DO THIS: Images embedded in the records are excluded; print everything else exactly as given.

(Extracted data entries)

────────────────────────────────────────

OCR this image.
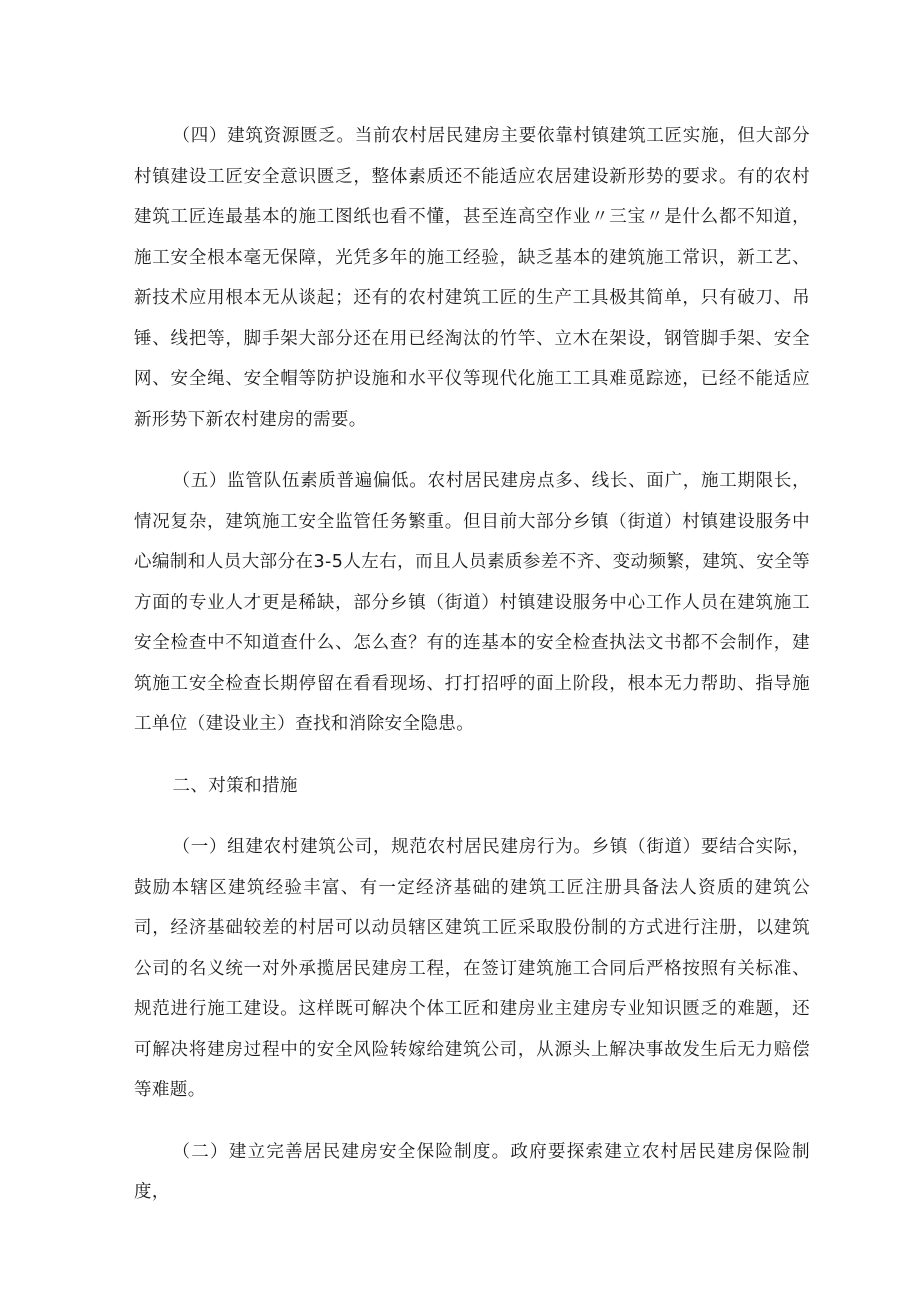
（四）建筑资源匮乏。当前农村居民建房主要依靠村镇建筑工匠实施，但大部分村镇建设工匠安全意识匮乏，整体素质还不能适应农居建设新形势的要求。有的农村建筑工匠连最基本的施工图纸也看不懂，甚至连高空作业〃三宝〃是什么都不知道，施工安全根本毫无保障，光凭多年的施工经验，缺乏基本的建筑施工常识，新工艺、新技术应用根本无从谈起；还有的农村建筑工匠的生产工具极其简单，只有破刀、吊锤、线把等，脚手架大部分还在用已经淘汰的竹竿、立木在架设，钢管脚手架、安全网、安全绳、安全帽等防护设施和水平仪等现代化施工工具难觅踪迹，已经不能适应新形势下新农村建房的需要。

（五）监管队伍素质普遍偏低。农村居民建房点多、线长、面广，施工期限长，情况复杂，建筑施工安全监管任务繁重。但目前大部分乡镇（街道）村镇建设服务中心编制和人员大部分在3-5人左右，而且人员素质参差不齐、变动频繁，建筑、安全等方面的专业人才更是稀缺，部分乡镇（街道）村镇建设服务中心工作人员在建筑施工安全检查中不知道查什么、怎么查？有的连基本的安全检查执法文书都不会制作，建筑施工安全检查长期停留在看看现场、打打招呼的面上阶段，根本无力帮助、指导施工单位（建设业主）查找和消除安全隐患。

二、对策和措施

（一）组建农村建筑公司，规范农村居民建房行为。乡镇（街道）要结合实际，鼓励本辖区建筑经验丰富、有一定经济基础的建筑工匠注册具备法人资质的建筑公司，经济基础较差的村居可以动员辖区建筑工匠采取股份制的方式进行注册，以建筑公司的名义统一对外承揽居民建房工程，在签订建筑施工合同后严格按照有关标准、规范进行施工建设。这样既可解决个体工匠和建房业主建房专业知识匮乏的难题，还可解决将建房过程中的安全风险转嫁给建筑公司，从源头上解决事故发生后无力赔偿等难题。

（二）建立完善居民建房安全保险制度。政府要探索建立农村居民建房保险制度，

────────────────────────────────────────

TASK SOLUTION:
OCR this image.
（四）建筑资源匮乏。当前农村居民建房主要依靠村镇建筑工匠实施，但大部分村镇建设工匠安全意识匮乏，整体素质还不能适应农居建设新形势的要求。有的农村建筑工匠连最基本的施工图纸也看不懂，甚至连高空作业〃三宝〃是什么都不知道，施工安全根本毫无保障，光凭多年的施工经验，缺乏基本的建筑施工常识，新工艺、新技术应用根本无从谈起；还有的农村建筑工匠的生产工具极其简单，只有破刀、吊锤、线把等，脚手架大部分还在用已经淘汰的竹竿、立木在架设，钢管脚手架、安全网、安全绳、安全帽等防护设施和水平仪等现代化施工工具难觅踪迹，已经不能适应新形势下新农村建房的需要。

（五）监管队伍素质普遍偏低。农村居民建房点多、线长、面广，施工期限长，情况复杂，建筑施工安全监管任务繁重。但目前大部分乡镇（街道）村镇建设服务中心编制和人员大部分在3-5人左右，而且人员素质参差不齐、变动频繁，建筑、安全等方面的专业人才更是稀缺，部分乡镇（街道）村镇建设服务中心工作人员在建筑施工安全检查中不知道查什么、怎么查？有的连基本的安全检查执法文书都不会制作，建筑施工安全检查长期停留在看看现场、打打招呼的面上阶段，根本无力帮助、指导施工单位（建设业主）查找和消除安全隐患。

二、对策和措施

（一）组建农村建筑公司，规范农村居民建房行为。乡镇（街道）要结合实际，鼓励本辖区建筑经验丰富、有一定经济基础的建筑工匠注册具备法人资质的建筑公司，经济基础较差的村居可以动员辖区建筑工匠采取股份制的方式进行注册，以建筑公司的名义统一对外承揽居民建房工程，在签订建筑施工合同后严格按照有关标准、规范进行施工建设。这样既可解决个体工匠和建房业主建房专业知识匮乏的难题，还可解决将建房过程中的安全风险转嫁给建筑公司，从源头上解决事故发生后无力赔偿等难题。

（二）建立完善居民建房安全保险制度。政府要探索建立农村居民建房保险制度，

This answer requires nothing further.